Start of Record set

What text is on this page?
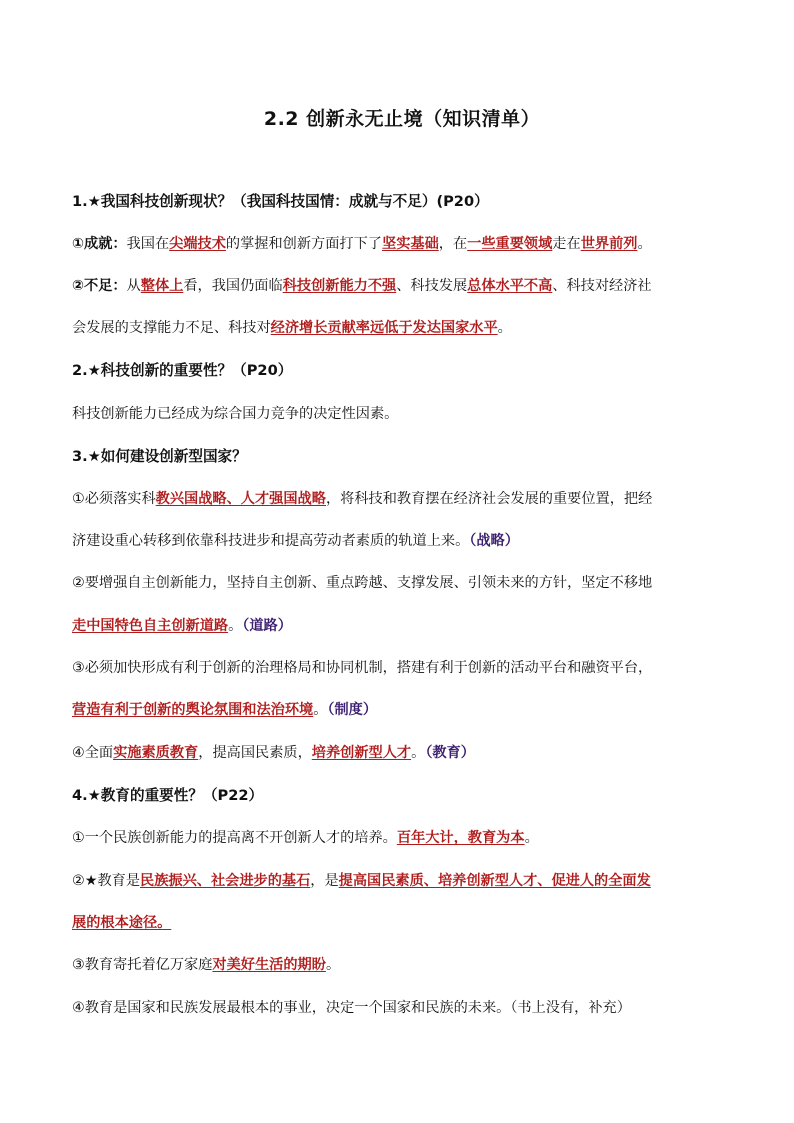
2.2 创新永无止境（知识清单）
1.★我国科技创新现状？（我国科技国情：成就与不足）(P20）
①成就：我国在尖端技术的掌握和创新方面打下了坚实基础，在一些重要领域走在世界前列。
②不足：从整体上看，我国仍面临科技创新能力不强、科技发展总体水平不高、科技对经济社
会发展的支撑能力不足、科技对经济增长贡献率远低于发达国家水平。
2.★科技创新的重要性？（P20）
科技创新能力已经成为综合国力竞争的决定性因素。
3.★如何建设创新型国家？
①必须落实科教兴国战略、人才强国战略，将科技和教育摆在经济社会发展的重要位置，把经
济建设重心转移到依靠科技进步和提高劳动者素质的轨道上来。（战略）
②要增强自主创新能力，坚持自主创新、重点跨越、支撑发展、引领未来的方针，坚定不移地
走中国特色自主创新道路。（道路）
③必须加快形成有利于创新的治理格局和协同机制，搭建有利于创新的活动平台和融资平台，
营造有利于创新的舆论氛围和法治环境。（制度）
④全面实施素质教育，提高国民素质，培养创新型人才。（教育）
4.★教育的重要性？（P22）
①一个民族创新能力的提高离不开创新人才的培养。百年大计，教育为本。
②★教育是民族振兴、社会进步的基石，是提高国民素质、培养创新型人才、促进人的全面发
展的根本途径。
③教育寄托着亿万家庭对美好生活的期盼。
④教育是国家和民族发展最根本的事业，决定一个国家和民族的未来。（书上没有，补充）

End of Record set

(Instructions for the task): Print each record exactly as it stands, leaving the images out.

(The reply):
What text is on this page?
2.2 创新永无止境（知识清单）
1.★我国科技创新现状？（我国科技国情：成就与不足）(P20）
①成就：我国在尖端技术的掌握和创新方面打下了坚实基础，在一些重要领域走在世界前列。
②不足：从整体上看，我国仍面临科技创新能力不强、科技发展总体水平不高、科技对经济社
会发展的支撑能力不足、科技对经济增长贡献率远低于发达国家水平。
2.★科技创新的重要性？（P20）
科技创新能力已经成为综合国力竞争的决定性因素。
3.★如何建设创新型国家？
①必须落实科教兴国战略、人才强国战略，将科技和教育摆在经济社会发展的重要位置，把经
济建设重心转移到依靠科技进步和提高劳动者素质的轨道上来。（战略）
②要增强自主创新能力，坚持自主创新、重点跨越、支撑发展、引领未来的方针，坚定不移地
走中国特色自主创新道路。（道路）
③必须加快形成有利于创新的治理格局和协同机制，搭建有利于创新的活动平台和融资平台，
营造有利于创新的舆论氛围和法治环境。（制度）
④全面实施素质教育，提高国民素质，培养创新型人才。（教育）
4.★教育的重要性？（P22）
①一个民族创新能力的提高离不开创新人才的培养。百年大计，教育为本。
②★教育是民族振兴、社会进步的基石，是提高国民素质、培养创新型人才、促进人的全面发
展的根本途径。
③教育寄托着亿万家庭对美好生活的期盼。
④教育是国家和民族发展最根本的事业，决定一个国家和民族的未来。（书上没有，补充）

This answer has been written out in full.